● **What you should do**: All material below is to be reproduced exactly.

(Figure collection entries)
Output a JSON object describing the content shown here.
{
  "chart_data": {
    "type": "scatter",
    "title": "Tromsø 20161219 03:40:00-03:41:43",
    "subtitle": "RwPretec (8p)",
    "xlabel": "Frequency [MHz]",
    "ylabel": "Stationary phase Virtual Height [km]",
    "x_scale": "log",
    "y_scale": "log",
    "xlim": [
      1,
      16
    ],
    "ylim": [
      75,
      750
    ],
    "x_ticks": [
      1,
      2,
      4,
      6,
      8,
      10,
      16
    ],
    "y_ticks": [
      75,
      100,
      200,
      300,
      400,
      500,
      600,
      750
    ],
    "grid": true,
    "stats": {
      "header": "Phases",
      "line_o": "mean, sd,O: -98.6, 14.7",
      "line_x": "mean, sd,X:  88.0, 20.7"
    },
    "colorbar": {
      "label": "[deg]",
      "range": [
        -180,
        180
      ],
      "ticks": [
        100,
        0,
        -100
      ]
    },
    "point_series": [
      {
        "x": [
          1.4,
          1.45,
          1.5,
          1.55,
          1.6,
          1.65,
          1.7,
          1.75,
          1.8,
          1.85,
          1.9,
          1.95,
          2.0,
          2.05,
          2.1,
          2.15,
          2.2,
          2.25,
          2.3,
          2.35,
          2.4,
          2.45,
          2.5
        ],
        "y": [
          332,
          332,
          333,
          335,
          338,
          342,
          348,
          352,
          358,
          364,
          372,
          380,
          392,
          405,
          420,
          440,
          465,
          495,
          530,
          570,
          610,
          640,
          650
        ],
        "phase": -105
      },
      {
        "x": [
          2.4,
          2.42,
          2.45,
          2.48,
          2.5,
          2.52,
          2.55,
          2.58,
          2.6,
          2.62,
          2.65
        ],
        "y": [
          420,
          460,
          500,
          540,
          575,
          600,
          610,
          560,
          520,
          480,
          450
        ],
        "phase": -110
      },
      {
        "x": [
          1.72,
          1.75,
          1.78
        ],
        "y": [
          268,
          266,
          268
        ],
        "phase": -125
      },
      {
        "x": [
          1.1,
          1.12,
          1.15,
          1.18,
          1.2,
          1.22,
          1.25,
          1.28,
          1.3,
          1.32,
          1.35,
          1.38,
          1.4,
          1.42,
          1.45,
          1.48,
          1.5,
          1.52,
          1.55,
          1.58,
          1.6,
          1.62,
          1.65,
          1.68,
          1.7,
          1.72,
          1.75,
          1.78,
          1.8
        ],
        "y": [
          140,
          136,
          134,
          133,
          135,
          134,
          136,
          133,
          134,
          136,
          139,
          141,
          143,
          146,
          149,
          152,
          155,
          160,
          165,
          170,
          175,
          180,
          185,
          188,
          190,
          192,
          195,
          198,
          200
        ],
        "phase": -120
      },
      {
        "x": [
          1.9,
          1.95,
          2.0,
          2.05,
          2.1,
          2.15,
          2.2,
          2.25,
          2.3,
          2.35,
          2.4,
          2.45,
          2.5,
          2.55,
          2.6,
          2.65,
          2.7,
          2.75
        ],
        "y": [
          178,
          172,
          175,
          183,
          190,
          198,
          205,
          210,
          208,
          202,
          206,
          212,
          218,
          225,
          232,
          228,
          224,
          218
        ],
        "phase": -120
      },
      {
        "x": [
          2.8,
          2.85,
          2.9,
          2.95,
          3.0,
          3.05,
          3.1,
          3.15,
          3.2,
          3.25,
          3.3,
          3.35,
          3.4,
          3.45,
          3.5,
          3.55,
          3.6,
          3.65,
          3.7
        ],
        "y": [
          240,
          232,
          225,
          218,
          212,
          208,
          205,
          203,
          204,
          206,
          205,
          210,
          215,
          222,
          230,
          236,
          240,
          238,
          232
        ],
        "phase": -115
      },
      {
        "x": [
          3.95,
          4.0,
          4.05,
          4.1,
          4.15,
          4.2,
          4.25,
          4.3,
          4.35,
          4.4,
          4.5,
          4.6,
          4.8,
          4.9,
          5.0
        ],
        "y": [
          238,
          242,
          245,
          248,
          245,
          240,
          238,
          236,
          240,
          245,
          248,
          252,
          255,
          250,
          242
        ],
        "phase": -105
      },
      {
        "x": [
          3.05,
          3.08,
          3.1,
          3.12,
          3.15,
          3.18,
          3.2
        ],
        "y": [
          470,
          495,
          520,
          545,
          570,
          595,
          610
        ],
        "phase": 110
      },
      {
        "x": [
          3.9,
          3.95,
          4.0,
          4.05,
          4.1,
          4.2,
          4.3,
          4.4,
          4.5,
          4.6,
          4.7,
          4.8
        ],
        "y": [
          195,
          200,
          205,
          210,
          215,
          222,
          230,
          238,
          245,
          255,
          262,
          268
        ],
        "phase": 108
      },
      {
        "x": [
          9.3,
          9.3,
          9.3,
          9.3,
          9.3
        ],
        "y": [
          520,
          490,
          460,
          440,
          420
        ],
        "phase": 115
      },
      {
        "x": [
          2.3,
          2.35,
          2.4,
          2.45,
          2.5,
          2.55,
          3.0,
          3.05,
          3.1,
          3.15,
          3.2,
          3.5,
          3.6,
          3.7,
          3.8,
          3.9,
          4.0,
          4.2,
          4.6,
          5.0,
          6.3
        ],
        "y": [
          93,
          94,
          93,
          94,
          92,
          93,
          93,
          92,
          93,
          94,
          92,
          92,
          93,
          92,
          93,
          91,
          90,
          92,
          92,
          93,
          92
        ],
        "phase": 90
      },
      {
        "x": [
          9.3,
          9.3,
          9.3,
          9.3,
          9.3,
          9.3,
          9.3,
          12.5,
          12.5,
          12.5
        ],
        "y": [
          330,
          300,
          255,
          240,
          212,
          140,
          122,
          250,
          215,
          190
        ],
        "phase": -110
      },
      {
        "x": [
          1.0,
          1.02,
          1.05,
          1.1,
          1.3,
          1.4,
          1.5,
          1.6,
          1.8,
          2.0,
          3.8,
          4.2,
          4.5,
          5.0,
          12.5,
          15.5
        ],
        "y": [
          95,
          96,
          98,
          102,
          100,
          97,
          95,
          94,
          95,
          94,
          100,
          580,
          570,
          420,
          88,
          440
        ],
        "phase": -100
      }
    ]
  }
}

● **Task output**:
Output a JSON object describing the content shown here.
{
  "chart_data": {
    "type": "scatter",
    "title": "Tromsø 20161219 03:40:00-03:41:43",
    "subtitle": "RwPretec (8p)",
    "xlabel": "Frequency [MHz]",
    "ylabel": "Stationary phase Virtual Height [km]",
    "x_scale": "log",
    "y_scale": "log",
    "xlim": [
      1,
      16
    ],
    "ylim": [
      75,
      750
    ],
    "x_ticks": [
      1,
      2,
      4,
      6,
      8,
      10,
      16
    ],
    "y_ticks": [
      75,
      100,
      200,
      300,
      400,
      500,
      600,
      750
    ],
    "grid": true,
    "stats": {
      "header": "Phases",
      "line_o": "mean, sd,O: -98.6, 14.7",
      "line_x": "mean, sd,X:  88.0, 20.7"
    },
    "colorbar": {
      "label": "[deg]",
      "range": [
        -180,
        180
      ],
      "ticks": [
        100,
        0,
        -100
      ]
    },
    "point_series": [
      {
        "x": [
          1.4,
          1.45,
          1.5,
          1.55,
          1.6,
          1.65,
          1.7,
          1.75,
          1.8,
          1.85,
          1.9,
          1.95,
          2.0,
          2.05,
          2.1,
          2.15,
          2.2,
          2.25,
          2.3,
          2.35,
          2.4,
          2.45,
          2.5
        ],
        "y": [
          332,
          332,
          333,
          335,
          338,
          342,
          348,
          352,
          358,
          364,
          372,
          380,
          392,
          405,
          420,
          440,
          465,
          495,
          530,
          570,
          610,
          640,
          650
        ],
        "phase": -105
      },
      {
        "x": [
          2.4,
          2.42,
          2.45,
          2.48,
          2.5,
          2.52,
          2.55,
          2.58,
          2.6,
          2.62,
          2.65
        ],
        "y": [
          420,
          460,
          500,
          540,
          575,
          600,
          610,
          560,
          520,
          480,
          450
        ],
        "phase": -110
      },
      {
        "x": [
          1.72,
          1.75,
          1.78
        ],
        "y": [
          268,
          266,
          268
        ],
        "phase": -125
      },
      {
        "x": [
          1.1,
          1.12,
          1.15,
          1.18,
          1.2,
          1.22,
          1.25,
          1.28,
          1.3,
          1.32,
          1.35,
          1.38,
          1.4,
          1.42,
          1.45,
          1.48,
          1.5,
          1.52,
          1.55,
          1.58,
          1.6,
          1.62,
          1.65,
          1.68,
          1.7,
          1.72,
          1.75,
          1.78,
          1.8
        ],
        "y": [
          140,
          136,
          134,
          133,
          135,
          134,
          136,
          133,
          134,
          136,
          139,
          141,
          143,
          146,
          149,
          152,
          155,
          160,
          165,
          170,
          175,
          180,
          185,
          188,
          190,
          192,
          195,
          198,
          200
        ],
        "phase": -120
      },
      {
        "x": [
          1.9,
          1.95,
          2.0,
          2.05,
          2.1,
          2.15,
          2.2,
          2.25,
          2.3,
          2.35,
          2.4,
          2.45,
          2.5,
          2.55,
          2.6,
          2.65,
          2.7,
          2.75
        ],
        "y": [
          178,
          172,
          175,
          183,
          190,
          198,
          205,
          210,
          208,
          202,
          206,
          212,
          218,
          225,
          232,
          228,
          224,
          218
        ],
        "phase": -120
      },
      {
        "x": [
          2.8,
          2.85,
          2.9,
          2.95,
          3.0,
          3.05,
          3.1,
          3.15,
          3.2,
          3.25,
          3.3,
          3.35,
          3.4,
          3.45,
          3.5,
          3.55,
          3.6,
          3.65,
          3.7
        ],
        "y": [
          240,
          232,
          225,
          218,
          212,
          208,
          205,
          203,
          204,
          206,
          205,
          210,
          215,
          222,
          230,
          236,
          240,
          238,
          232
        ],
        "phase": -115
      },
      {
        "x": [
          3.95,
          4.0,
          4.05,
          4.1,
          4.15,
          4.2,
          4.25,
          4.3,
          4.35,
          4.4,
          4.5,
          4.6,
          4.8,
          4.9,
          5.0
        ],
        "y": [
          238,
          242,
          245,
          248,
          245,
          240,
          238,
          236,
          240,
          245,
          248,
          252,
          255,
          250,
          242
        ],
        "phase": -105
      },
      {
        "x": [
          3.05,
          3.08,
          3.1,
          3.12,
          3.15,
          3.18,
          3.2
        ],
        "y": [
          470,
          495,
          520,
          545,
          570,
          595,
          610
        ],
        "phase": 110
      },
      {
        "x": [
          3.9,
          3.95,
          4.0,
          4.05,
          4.1,
          4.2,
          4.3,
          4.4,
          4.5,
          4.6,
          4.7,
          4.8
        ],
        "y": [
          195,
          200,
          205,
          210,
          215,
          222,
          230,
          238,
          245,
          255,
          262,
          268
        ],
        "phase": 108
      },
      {
        "x": [
          9.3,
          9.3,
          9.3,
          9.3,
          9.3
        ],
        "y": [
          520,
          490,
          460,
          440,
          420
        ],
        "phase": 115
      },
      {
        "x": [
          2.3,
          2.35,
          2.4,
          2.45,
          2.5,
          2.55,
          3.0,
          3.05,
          3.1,
          3.15,
          3.2,
          3.5,
          3.6,
          3.7,
          3.8,
          3.9,
          4.0,
          4.2,
          4.6,
          5.0,
          6.3
        ],
        "y": [
          93,
          94,
          93,
          94,
          92,
          93,
          93,
          92,
          93,
          94,
          92,
          92,
          93,
          92,
          93,
          91,
          90,
          92,
          92,
          93,
          92
        ],
        "phase": 90
      },
      {
        "x": [
          9.3,
          9.3,
          9.3,
          9.3,
          9.3,
          9.3,
          9.3,
          12.5,
          12.5,
          12.5
        ],
        "y": [
          330,
          300,
          255,
          240,
          212,
          140,
          122,
          250,
          215,
          190
        ],
        "phase": -110
      },
      {
        "x": [
          1.0,
          1.02,
          1.05,
          1.1,
          1.3,
          1.4,
          1.5,
          1.6,
          1.8,
          2.0,
          3.8,
          4.2,
          4.5,
          5.0,
          12.5,
          15.5
        ],
        "y": [
          95,
          96,
          98,
          102,
          100,
          97,
          95,
          94,
          95,
          94,
          100,
          580,
          570,
          420,
          88,
          440
        ],
        "phase": -100
      }
    ]
  }
}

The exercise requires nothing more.